Input for this task:
::::::
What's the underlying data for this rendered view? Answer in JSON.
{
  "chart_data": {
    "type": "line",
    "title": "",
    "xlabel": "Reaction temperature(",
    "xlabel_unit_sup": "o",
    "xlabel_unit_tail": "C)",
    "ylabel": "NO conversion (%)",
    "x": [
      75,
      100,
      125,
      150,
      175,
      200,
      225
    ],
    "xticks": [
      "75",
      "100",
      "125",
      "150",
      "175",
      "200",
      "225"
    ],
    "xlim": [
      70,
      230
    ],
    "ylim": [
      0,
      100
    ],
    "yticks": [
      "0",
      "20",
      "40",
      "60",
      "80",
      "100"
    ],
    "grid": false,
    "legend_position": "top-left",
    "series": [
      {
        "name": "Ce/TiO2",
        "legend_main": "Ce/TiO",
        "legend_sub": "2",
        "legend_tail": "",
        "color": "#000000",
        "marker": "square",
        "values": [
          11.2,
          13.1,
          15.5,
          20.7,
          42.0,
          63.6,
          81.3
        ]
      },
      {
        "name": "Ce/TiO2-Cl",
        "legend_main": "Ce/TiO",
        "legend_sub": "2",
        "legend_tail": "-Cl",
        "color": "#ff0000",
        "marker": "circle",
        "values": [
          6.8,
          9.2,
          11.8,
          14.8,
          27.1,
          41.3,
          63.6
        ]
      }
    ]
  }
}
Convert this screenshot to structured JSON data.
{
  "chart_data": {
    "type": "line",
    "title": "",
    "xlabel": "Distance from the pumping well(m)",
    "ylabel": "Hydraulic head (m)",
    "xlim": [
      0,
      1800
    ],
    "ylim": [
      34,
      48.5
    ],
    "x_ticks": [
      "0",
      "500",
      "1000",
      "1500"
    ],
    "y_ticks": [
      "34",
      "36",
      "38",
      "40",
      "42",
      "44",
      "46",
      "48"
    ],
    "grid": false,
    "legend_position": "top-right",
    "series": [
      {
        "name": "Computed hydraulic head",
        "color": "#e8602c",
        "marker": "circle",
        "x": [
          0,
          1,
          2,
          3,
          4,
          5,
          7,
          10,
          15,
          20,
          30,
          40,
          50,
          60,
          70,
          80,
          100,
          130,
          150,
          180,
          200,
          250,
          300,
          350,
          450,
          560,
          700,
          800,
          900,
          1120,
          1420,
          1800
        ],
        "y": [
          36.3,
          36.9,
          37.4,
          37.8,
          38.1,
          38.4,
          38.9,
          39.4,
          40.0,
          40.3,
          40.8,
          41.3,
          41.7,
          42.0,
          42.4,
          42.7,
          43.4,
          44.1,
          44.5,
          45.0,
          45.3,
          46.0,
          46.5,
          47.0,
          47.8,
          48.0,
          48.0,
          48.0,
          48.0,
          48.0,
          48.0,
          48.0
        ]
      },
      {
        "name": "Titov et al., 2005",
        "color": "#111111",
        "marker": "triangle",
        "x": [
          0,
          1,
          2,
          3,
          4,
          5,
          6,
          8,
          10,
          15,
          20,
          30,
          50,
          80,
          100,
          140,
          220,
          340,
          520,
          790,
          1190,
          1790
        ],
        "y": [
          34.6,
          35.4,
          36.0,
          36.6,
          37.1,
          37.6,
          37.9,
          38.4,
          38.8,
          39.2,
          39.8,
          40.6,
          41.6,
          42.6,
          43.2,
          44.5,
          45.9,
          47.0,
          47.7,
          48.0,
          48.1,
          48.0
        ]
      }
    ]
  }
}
::::::
Description of the task:
Produce a verbatim transcription of the entries above.

Solution to the exercise:
What's the underlying data for this rendered view? Answer in JSON.
{
  "chart_data": {
    "type": "line",
    "title": "",
    "xlabel": "Reaction temperature(",
    "xlabel_unit_sup": "o",
    "xlabel_unit_tail": "C)",
    "ylabel": "NO conversion (%)",
    "x": [
      75,
      100,
      125,
      150,
      175,
      200,
      225
    ],
    "xticks": [
      "75",
      "100",
      "125",
      "150",
      "175",
      "200",
      "225"
    ],
    "xlim": [
      70,
      230
    ],
    "ylim": [
      0,
      100
    ],
    "yticks": [
      "0",
      "20",
      "40",
      "60",
      "80",
      "100"
    ],
    "grid": false,
    "legend_position": "top-left",
    "series": [
      {
        "name": "Ce/TiO2",
        "legend_main": "Ce/TiO",
        "legend_sub": "2",
        "legend_tail": "",
        "color": "#000000",
        "marker": "square",
        "values": [
          11.2,
          13.1,
          15.5,
          20.7,
          42.0,
          63.6,
          81.3
        ]
      },
      {
        "name": "Ce/TiO2-Cl",
        "legend_main": "Ce/TiO",
        "legend_sub": "2",
        "legend_tail": "-Cl",
        "color": "#ff0000",
        "marker": "circle",
        "values": [
          6.8,
          9.2,
          11.8,
          14.8,
          27.1,
          41.3,
          63.6
        ]
      }
    ]
  }
}
Convert this screenshot to structured JSON data.
{
  "chart_data": {
    "type": "line",
    "title": "",
    "xlabel": "Distance from the pumping well(m)",
    "ylabel": "Hydraulic head (m)",
    "xlim": [
      0,
      1800
    ],
    "ylim": [
      34,
      48.5
    ],
    "x_ticks": [
      "0",
      "500",
      "1000",
      "1500"
    ],
    "y_ticks": [
      "34",
      "36",
      "38",
      "40",
      "42",
      "44",
      "46",
      "48"
    ],
    "grid": false,
    "legend_position": "top-right",
    "series": [
      {
        "name": "Computed hydraulic head",
        "color": "#e8602c",
        "marker": "circle",
        "x": [
          0,
          1,
          2,
          3,
          4,
          5,
          7,
          10,
          15,
          20,
          30,
          40,
          50,
          60,
          70,
          80,
          100,
          130,
          150,
          180,
          200,
          250,
          300,
          350,
          450,
          560,
          700,
          800,
          900,
          1120,
          1420,
          1800
        ],
        "y": [
          36.3,
          36.9,
          37.4,
          37.8,
          38.1,
          38.4,
          38.9,
          39.4,
          40.0,
          40.3,
          40.8,
          41.3,
          41.7,
          42.0,
          42.4,
          42.7,
          43.4,
          44.1,
          44.5,
          45.0,
          45.3,
          46.0,
          46.5,
          47.0,
          47.8,
          48.0,
          48.0,
          48.0,
          48.0,
          48.0,
          48.0,
          48.0
        ]
      },
      {
        "name": "Titov et al., 2005",
        "color": "#111111",
        "marker": "triangle",
        "x": [
          0,
          1,
          2,
          3,
          4,
          5,
          6,
          8,
          10,
          15,
          20,
          30,
          50,
          80,
          100,
          140,
          220,
          340,
          520,
          790,
          1190,
          1790
        ],
        "y": [
          34.6,
          35.4,
          36.0,
          36.6,
          37.1,
          37.6,
          37.9,
          38.4,
          38.8,
          39.2,
          39.8,
          40.6,
          41.6,
          42.6,
          43.2,
          44.5,
          45.9,
          47.0,
          47.7,
          48.0,
          48.1,
          48.0
        ]
      }
    ]
  }
}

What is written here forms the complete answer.